Show every line in the records below that contains the word "Gain".

─── Data rows ───

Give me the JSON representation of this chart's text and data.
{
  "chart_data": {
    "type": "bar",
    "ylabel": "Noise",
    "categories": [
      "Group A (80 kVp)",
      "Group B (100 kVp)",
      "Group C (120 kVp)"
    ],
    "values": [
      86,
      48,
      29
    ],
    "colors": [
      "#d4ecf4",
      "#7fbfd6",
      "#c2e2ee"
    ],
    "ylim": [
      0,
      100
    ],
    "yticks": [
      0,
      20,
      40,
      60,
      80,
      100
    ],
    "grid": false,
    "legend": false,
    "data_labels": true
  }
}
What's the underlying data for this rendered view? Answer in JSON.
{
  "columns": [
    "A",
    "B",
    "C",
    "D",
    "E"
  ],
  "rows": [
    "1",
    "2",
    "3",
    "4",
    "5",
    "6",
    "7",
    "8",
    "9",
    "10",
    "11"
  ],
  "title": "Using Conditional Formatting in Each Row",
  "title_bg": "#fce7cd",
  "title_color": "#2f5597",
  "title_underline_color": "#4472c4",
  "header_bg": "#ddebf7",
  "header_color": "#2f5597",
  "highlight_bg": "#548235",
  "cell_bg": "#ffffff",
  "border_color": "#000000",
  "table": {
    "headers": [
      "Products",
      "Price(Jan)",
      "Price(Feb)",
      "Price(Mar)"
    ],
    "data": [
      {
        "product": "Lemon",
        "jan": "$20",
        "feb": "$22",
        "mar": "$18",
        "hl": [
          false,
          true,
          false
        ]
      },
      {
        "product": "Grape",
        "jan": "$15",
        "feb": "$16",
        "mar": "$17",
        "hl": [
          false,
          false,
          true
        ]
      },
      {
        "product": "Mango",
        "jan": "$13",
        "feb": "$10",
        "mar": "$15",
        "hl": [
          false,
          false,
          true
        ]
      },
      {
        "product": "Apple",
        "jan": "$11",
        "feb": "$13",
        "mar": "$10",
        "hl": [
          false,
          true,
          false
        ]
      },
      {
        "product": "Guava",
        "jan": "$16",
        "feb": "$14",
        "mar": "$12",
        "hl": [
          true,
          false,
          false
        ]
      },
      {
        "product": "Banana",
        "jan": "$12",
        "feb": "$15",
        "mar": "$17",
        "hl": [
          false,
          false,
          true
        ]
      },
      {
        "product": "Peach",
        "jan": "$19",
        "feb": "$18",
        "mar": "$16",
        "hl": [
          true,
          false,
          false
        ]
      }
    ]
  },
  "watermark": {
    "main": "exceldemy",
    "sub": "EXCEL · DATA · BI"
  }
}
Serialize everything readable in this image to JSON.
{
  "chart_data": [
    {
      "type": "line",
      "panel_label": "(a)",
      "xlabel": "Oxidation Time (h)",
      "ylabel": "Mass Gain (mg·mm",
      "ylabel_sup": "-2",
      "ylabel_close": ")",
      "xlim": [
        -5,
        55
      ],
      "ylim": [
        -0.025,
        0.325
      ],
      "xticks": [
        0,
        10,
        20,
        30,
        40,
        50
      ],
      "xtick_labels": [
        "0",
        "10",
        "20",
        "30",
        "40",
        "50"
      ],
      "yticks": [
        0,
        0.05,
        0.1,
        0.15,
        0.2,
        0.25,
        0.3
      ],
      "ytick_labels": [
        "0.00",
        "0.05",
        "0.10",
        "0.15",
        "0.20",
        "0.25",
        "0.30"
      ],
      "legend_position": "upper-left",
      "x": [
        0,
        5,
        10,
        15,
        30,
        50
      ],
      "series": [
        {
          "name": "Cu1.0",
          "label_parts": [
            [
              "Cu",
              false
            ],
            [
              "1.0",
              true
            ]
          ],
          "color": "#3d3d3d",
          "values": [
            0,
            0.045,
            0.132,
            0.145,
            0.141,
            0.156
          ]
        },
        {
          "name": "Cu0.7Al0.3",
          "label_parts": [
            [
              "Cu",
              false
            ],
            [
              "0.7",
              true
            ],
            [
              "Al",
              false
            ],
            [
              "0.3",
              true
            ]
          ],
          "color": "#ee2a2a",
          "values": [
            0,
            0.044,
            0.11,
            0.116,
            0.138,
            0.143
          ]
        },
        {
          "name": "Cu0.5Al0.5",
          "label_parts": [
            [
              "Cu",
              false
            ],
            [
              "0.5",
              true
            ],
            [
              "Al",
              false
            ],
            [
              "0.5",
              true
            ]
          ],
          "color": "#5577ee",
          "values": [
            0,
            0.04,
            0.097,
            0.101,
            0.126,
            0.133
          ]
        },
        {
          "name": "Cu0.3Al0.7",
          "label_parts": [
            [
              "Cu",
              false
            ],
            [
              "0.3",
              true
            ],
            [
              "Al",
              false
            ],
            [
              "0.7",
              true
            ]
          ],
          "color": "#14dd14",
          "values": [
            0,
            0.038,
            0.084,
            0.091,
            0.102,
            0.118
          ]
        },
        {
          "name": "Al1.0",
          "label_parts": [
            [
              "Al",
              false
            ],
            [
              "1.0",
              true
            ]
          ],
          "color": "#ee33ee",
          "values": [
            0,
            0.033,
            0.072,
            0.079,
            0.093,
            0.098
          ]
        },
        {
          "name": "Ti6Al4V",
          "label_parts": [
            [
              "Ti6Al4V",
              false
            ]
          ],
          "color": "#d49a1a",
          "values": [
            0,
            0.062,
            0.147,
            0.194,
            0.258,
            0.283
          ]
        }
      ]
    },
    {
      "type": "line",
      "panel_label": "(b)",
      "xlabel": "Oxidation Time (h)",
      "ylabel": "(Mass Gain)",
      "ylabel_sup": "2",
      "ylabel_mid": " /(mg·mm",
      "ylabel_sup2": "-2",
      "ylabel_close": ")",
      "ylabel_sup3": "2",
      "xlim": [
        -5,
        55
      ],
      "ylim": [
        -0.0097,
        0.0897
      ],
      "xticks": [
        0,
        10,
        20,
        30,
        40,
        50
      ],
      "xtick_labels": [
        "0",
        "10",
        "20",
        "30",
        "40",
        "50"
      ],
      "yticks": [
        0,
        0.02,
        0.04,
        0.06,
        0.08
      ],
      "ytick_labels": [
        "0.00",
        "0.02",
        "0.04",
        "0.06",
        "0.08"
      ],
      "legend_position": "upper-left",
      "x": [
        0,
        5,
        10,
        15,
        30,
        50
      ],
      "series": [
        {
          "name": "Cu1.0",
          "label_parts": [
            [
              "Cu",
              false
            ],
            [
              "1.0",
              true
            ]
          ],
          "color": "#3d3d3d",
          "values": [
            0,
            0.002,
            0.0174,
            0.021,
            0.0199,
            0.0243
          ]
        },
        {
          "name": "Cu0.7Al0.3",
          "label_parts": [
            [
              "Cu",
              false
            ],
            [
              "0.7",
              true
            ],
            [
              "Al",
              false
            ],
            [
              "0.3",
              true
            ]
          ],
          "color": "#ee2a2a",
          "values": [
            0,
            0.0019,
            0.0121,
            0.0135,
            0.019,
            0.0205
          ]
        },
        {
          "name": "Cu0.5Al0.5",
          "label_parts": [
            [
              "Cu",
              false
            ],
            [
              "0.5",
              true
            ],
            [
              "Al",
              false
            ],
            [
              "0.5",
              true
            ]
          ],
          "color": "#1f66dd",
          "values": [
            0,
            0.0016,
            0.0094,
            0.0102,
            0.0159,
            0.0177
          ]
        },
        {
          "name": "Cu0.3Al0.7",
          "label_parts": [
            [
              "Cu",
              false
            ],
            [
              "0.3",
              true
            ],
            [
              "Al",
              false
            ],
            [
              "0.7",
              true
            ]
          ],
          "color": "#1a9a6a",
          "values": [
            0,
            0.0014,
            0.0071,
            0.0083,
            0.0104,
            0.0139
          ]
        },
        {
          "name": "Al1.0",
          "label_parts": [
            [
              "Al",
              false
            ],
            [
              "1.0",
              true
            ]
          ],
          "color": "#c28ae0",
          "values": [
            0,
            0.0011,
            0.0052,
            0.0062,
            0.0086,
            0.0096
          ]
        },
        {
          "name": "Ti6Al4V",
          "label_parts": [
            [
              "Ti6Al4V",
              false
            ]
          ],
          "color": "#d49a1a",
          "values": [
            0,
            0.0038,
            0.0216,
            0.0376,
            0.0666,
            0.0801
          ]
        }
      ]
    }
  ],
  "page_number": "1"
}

───

▸ Solution below:
      "ylabel": "Mass Gain (mg·mm",
      "ylabel": "(Mass Gain)",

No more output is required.